+++ Records for this task +++

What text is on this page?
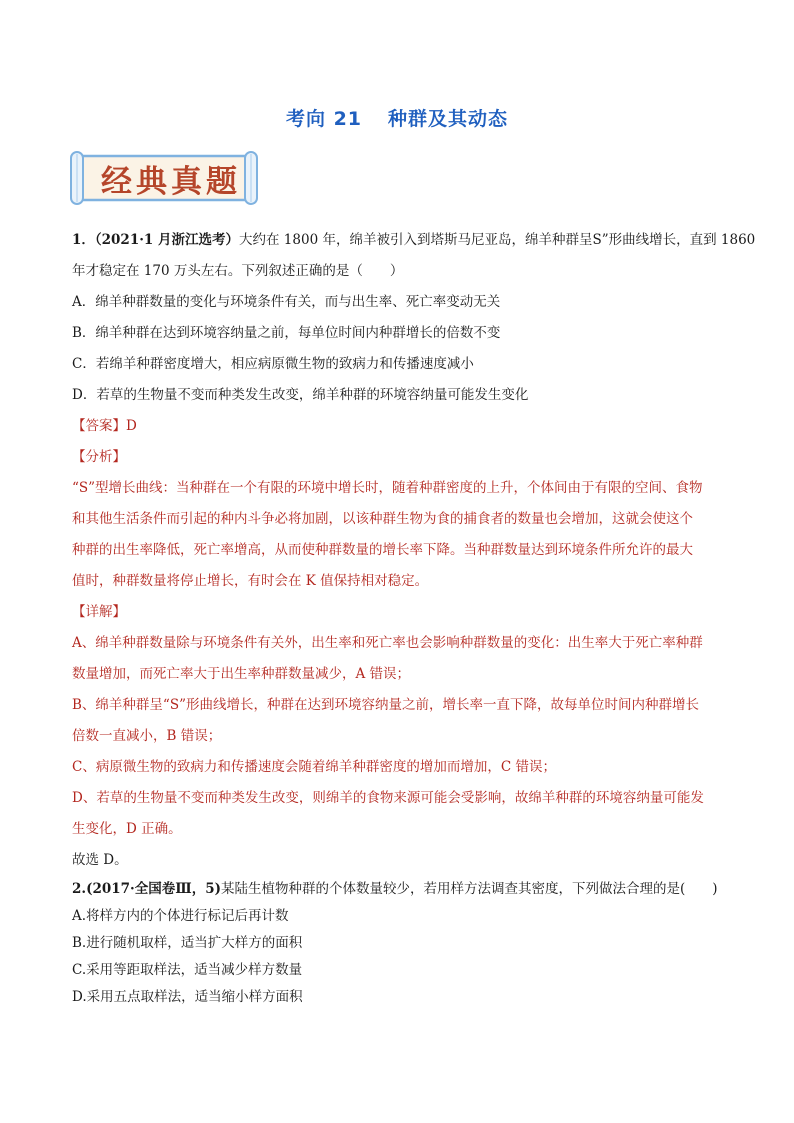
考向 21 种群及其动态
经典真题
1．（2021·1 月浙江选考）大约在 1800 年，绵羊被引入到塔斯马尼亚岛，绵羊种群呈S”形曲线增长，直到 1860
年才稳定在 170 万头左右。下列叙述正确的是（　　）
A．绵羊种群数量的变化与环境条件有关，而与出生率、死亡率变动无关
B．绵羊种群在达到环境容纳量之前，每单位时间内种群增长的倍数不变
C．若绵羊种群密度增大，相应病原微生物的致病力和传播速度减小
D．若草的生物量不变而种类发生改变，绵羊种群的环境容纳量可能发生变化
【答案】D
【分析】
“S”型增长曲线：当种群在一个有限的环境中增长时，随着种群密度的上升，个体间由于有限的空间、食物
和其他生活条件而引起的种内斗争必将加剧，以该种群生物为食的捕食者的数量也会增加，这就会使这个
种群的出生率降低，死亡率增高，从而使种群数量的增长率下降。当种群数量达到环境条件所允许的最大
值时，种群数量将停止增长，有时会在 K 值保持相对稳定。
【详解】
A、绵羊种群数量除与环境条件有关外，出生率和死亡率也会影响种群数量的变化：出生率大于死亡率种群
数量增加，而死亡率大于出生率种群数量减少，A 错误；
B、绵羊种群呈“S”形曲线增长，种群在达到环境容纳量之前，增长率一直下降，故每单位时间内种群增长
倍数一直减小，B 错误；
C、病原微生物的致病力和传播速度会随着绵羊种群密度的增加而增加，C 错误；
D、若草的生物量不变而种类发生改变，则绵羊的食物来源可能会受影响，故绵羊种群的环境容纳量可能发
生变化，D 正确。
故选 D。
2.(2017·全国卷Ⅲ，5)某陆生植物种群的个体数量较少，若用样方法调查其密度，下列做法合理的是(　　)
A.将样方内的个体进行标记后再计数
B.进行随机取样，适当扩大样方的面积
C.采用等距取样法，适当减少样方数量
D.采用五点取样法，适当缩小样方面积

+++

• The request: The entries above are to be returned exactly, without their pictures.

• Reply:
What text is on this page?
考向 21 种群及其动态
经典真题
1．（2021·1 月浙江选考）大约在 1800 年，绵羊被引入到塔斯马尼亚岛，绵羊种群呈S”形曲线增长，直到 1860
年才稳定在 170 万头左右。下列叙述正确的是（　　）
A．绵羊种群数量的变化与环境条件有关，而与出生率、死亡率变动无关
B．绵羊种群在达到环境容纳量之前，每单位时间内种群增长的倍数不变
C．若绵羊种群密度增大，相应病原微生物的致病力和传播速度减小
D．若草的生物量不变而种类发生改变，绵羊种群的环境容纳量可能发生变化
【答案】D
【分析】
“S”型增长曲线：当种群在一个有限的环境中增长时，随着种群密度的上升，个体间由于有限的空间、食物
和其他生活条件而引起的种内斗争必将加剧，以该种群生物为食的捕食者的数量也会增加，这就会使这个
种群的出生率降低，死亡率增高，从而使种群数量的增长率下降。当种群数量达到环境条件所允许的最大
值时，种群数量将停止增长，有时会在 K 值保持相对稳定。
【详解】
A、绵羊种群数量除与环境条件有关外，出生率和死亡率也会影响种群数量的变化：出生率大于死亡率种群
数量增加，而死亡率大于出生率种群数量减少，A 错误；
B、绵羊种群呈“S”形曲线增长，种群在达到环境容纳量之前，增长率一直下降，故每单位时间内种群增长
倍数一直减小，B 错误；
C、病原微生物的致病力和传播速度会随着绵羊种群密度的增加而增加，C 错误；
D、若草的生物量不变而种类发生改变，则绵羊的食物来源可能会受影响，故绵羊种群的环境容纳量可能发
生变化，D 正确。
故选 D。
2.(2017·全国卷Ⅲ，5)某陆生植物种群的个体数量较少，若用样方法调查其密度，下列做法合理的是(　　)
A.将样方内的个体进行标记后再计数
B.进行随机取样，适当扩大样方的面积
C.采用等距取样法，适当减少样方数量
D.采用五点取样法，适当缩小样方面积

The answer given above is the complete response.